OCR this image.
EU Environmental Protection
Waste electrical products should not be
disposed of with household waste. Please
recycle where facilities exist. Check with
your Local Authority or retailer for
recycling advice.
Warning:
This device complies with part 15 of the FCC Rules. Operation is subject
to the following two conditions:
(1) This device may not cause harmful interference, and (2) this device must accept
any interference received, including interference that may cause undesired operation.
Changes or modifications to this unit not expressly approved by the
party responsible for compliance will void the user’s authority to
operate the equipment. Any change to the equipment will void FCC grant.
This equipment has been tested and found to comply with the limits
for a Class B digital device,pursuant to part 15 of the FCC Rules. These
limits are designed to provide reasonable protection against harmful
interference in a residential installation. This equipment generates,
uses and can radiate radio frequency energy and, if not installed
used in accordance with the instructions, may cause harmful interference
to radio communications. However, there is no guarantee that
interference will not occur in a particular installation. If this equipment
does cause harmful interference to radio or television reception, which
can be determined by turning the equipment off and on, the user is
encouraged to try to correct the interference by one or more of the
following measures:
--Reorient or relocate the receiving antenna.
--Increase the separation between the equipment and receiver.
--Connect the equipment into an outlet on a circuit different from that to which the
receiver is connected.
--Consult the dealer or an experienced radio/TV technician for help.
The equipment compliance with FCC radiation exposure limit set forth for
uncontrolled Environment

——

# [Exercise prompt]
Determine how many lines in the listing above hold the word "will", answering with the number only.

# [Result]
3